● **Job**: Transcribe the entries exactly; images are not part of the copy.
** start of Materials provided **
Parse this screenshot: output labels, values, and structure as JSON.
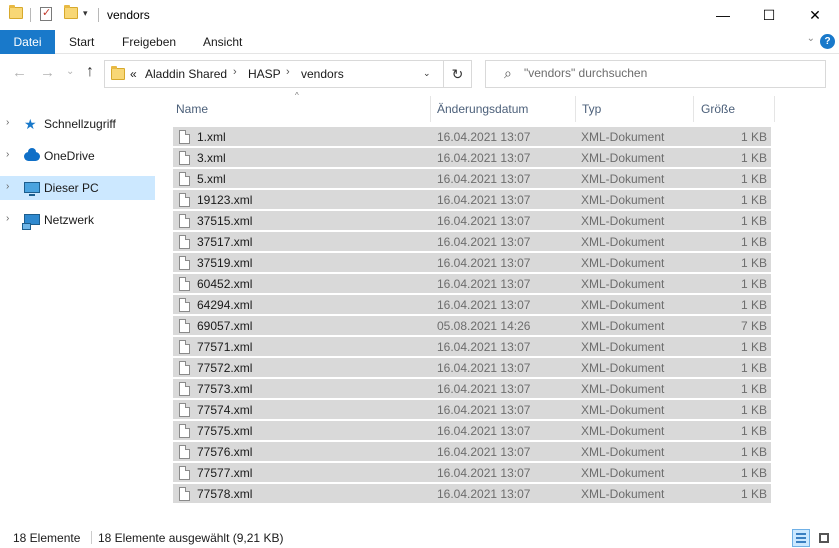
{
  "window": {
    "title": "vendors",
    "minimize_glyph": "—",
    "maximize_glyph": "☐",
    "close_glyph": "✕",
    "quick_access_arrow": "▾"
  },
  "ribbon": {
    "tabs": [
      {
        "label": "Datei"
      },
      {
        "label": "Start"
      },
      {
        "label": "Freigeben"
      },
      {
        "label": "Ansicht"
      }
    ],
    "expand_glyph": "⌄",
    "help_glyph": "?"
  },
  "nav": {
    "back_glyph": "←",
    "forward_glyph": "→",
    "recent_glyph": "⌄",
    "up_glyph": "↑",
    "overflow_glyph": "«",
    "breadcrumbs": [
      "Aladdin Shared",
      "HASP",
      "vendors"
    ],
    "crumb_separator": "›",
    "dropdown_glyph": "⌄",
    "refresh_glyph": "↻"
  },
  "search": {
    "icon_glyph": "⌕",
    "placeholder": "\"vendors\" durchsuchen"
  },
  "sidebar": {
    "chevron_glyph": "›",
    "items": [
      {
        "label": "Schnellzugriff",
        "icon": "star-icon"
      },
      {
        "label": "OneDrive",
        "icon": "cloud-icon"
      },
      {
        "label": "Dieser PC",
        "icon": "computer-icon",
        "selected": true
      },
      {
        "label": "Netzwerk",
        "icon": "network-icon"
      }
    ]
  },
  "file_list": {
    "columns": {
      "name": "Name",
      "date": "Änderungsdatum",
      "type": "Typ",
      "size": "Größe"
    },
    "sort_glyph": "^",
    "rows": [
      {
        "name": "1.xml",
        "date": "16.04.2021 13:07",
        "type": "XML-Dokument",
        "size": "1 KB"
      },
      {
        "name": "3.xml",
        "date": "16.04.2021 13:07",
        "type": "XML-Dokument",
        "size": "1 KB"
      },
      {
        "name": "5.xml",
        "date": "16.04.2021 13:07",
        "type": "XML-Dokument",
        "size": "1 KB"
      },
      {
        "name": "19123.xml",
        "date": "16.04.2021 13:07",
        "type": "XML-Dokument",
        "size": "1 KB"
      },
      {
        "name": "37515.xml",
        "date": "16.04.2021 13:07",
        "type": "XML-Dokument",
        "size": "1 KB"
      },
      {
        "name": "37517.xml",
        "date": "16.04.2021 13:07",
        "type": "XML-Dokument",
        "size": "1 KB"
      },
      {
        "name": "37519.xml",
        "date": "16.04.2021 13:07",
        "type": "XML-Dokument",
        "size": "1 KB"
      },
      {
        "name": "60452.xml",
        "date": "16.04.2021 13:07",
        "type": "XML-Dokument",
        "size": "1 KB"
      },
      {
        "name": "64294.xml",
        "date": "16.04.2021 13:07",
        "type": "XML-Dokument",
        "size": "1 KB"
      },
      {
        "name": "69057.xml",
        "date": "05.08.2021 14:26",
        "type": "XML-Dokument",
        "size": "7 KB"
      },
      {
        "name": "77571.xml",
        "date": "16.04.2021 13:07",
        "type": "XML-Dokument",
        "size": "1 KB"
      },
      {
        "name": "77572.xml",
        "date": "16.04.2021 13:07",
        "type": "XML-Dokument",
        "size": "1 KB"
      },
      {
        "name": "77573.xml",
        "date": "16.04.2021 13:07",
        "type": "XML-Dokument",
        "size": "1 KB"
      },
      {
        "name": "77574.xml",
        "date": "16.04.2021 13:07",
        "type": "XML-Dokument",
        "size": "1 KB"
      },
      {
        "name": "77575.xml",
        "date": "16.04.2021 13:07",
        "type": "XML-Dokument",
        "size": "1 KB"
      },
      {
        "name": "77576.xml",
        "date": "16.04.2021 13:07",
        "type": "XML-Dokument",
        "size": "1 KB"
      },
      {
        "name": "77577.xml",
        "date": "16.04.2021 13:07",
        "type": "XML-Dokument",
        "size": "1 KB"
      },
      {
        "name": "77578.xml",
        "date": "16.04.2021 13:07",
        "type": "XML-Dokument",
        "size": "1 KB"
      }
    ]
  },
  "status": {
    "item_count": "18 Elemente",
    "selection": "18 Elemente ausgewählt (9,21 KB)"
  },
  "colors": {
    "accent": "#1979ca",
    "selection_row": "#d9d9d9",
    "sidebar_selected": "#cce8ff",
    "header_text": "#4c607a"
  }
}
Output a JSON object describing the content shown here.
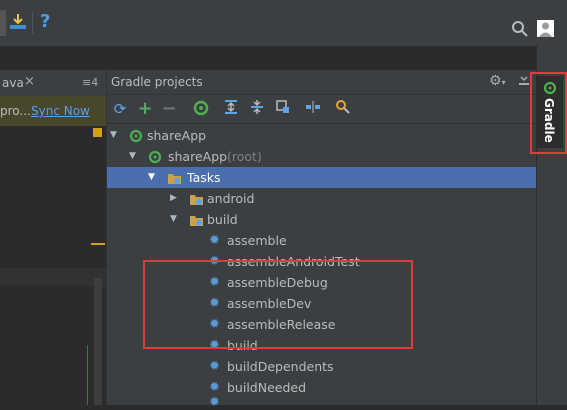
** end of Materials provided **
● **Response for this exercise**:
Parse this screenshot: output labels, values, and structure as JSON.
{
  "window": {
    "title": "vendors",
    "minimize_glyph": "—",
    "maximize_glyph": "☐",
    "close_glyph": "✕",
    "quick_access_arrow": "▾"
  },
  "ribbon": {
    "tabs": [
      {
        "label": "Datei"
      },
      {
        "label": "Start"
      },
      {
        "label": "Freigeben"
      },
      {
        "label": "Ansicht"
      }
    ],
    "expand_glyph": "⌄",
    "help_glyph": "?"
  },
  "nav": {
    "back_glyph": "←",
    "forward_glyph": "→",
    "recent_glyph": "⌄",
    "up_glyph": "↑",
    "overflow_glyph": "«",
    "breadcrumbs": [
      "Aladdin Shared",
      "HASP",
      "vendors"
    ],
    "crumb_separator": "›",
    "dropdown_glyph": "⌄",
    "refresh_glyph": "↻"
  },
  "search": {
    "icon_glyph": "⌕",
    "placeholder": "\"vendors\" durchsuchen"
  },
  "sidebar": {
    "chevron_glyph": "›",
    "items": [
      {
        "label": "Schnellzugriff",
        "icon": "star-icon"
      },
      {
        "label": "OneDrive",
        "icon": "cloud-icon"
      },
      {
        "label": "Dieser PC",
        "icon": "computer-icon",
        "selected": true
      },
      {
        "label": "Netzwerk",
        "icon": "network-icon"
      }
    ]
  },
  "file_list": {
    "columns": {
      "name": "Name",
      "date": "Änderungsdatum",
      "type": "Typ",
      "size": "Größe"
    },
    "sort_glyph": "^",
    "rows": [
      {
        "name": "1.xml",
        "date": "16.04.2021 13:07",
        "type": "XML-Dokument",
        "size": "1 KB"
      },
      {
        "name": "3.xml",
        "date": "16.04.2021 13:07",
        "type": "XML-Dokument",
        "size": "1 KB"
      },
      {
        "name": "5.xml",
        "date": "16.04.2021 13:07",
        "type": "XML-Dokument",
        "size": "1 KB"
      },
      {
        "name": "19123.xml",
        "date": "16.04.2021 13:07",
        "type": "XML-Dokument",
        "size": "1 KB"
      },
      {
        "name": "37515.xml",
        "date": "16.04.2021 13:07",
        "type": "XML-Dokument",
        "size": "1 KB"
      },
      {
        "name": "37517.xml",
        "date": "16.04.2021 13:07",
        "type": "XML-Dokument",
        "size": "1 KB"
      },
      {
        "name": "37519.xml",
        "date": "16.04.2021 13:07",
        "type": "XML-Dokument",
        "size": "1 KB"
      },
      {
        "name": "60452.xml",
        "date": "16.04.2021 13:07",
        "type": "XML-Dokument",
        "size": "1 KB"
      },
      {
        "name": "64294.xml",
        "date": "16.04.2021 13:07",
        "type": "XML-Dokument",
        "size": "1 KB"
      },
      {
        "name": "69057.xml",
        "date": "05.08.2021 14:26",
        "type": "XML-Dokument",
        "size": "7 KB"
      },
      {
        "name": "77571.xml",
        "date": "16.04.2021 13:07",
        "type": "XML-Dokument",
        "size": "1 KB"
      },
      {
        "name": "77572.xml",
        "date": "16.04.2021 13:07",
        "type": "XML-Dokument",
        "size": "1 KB"
      },
      {
        "name": "77573.xml",
        "date": "16.04.2021 13:07",
        "type": "XML-Dokument",
        "size": "1 KB"
      },
      {
        "name": "77574.xml",
        "date": "16.04.2021 13:07",
        "type": "XML-Dokument",
        "size": "1 KB"
      },
      {
        "name": "77575.xml",
        "date": "16.04.2021 13:07",
        "type": "XML-Dokument",
        "size": "1 KB"
      },
      {
        "name": "77576.xml",
        "date": "16.04.2021 13:07",
        "type": "XML-Dokument",
        "size": "1 KB"
      },
      {
        "name": "77577.xml",
        "date": "16.04.2021 13:07",
        "type": "XML-Dokument",
        "size": "1 KB"
      },
      {
        "name": "77578.xml",
        "date": "16.04.2021 13:07",
        "type": "XML-Dokument",
        "size": "1 KB"
      }
    ]
  },
  "status": {
    "item_count": "18 Elemente",
    "selection": "18 Elemente ausgewählt (9,21 KB)"
  },
  "colors": {
    "accent": "#1979ca",
    "selection_row": "#d9d9d9",
    "sidebar_selected": "#cce8ff",
    "header_text": "#4c607a"
  }
}
Output a JSON object describing the content shown here.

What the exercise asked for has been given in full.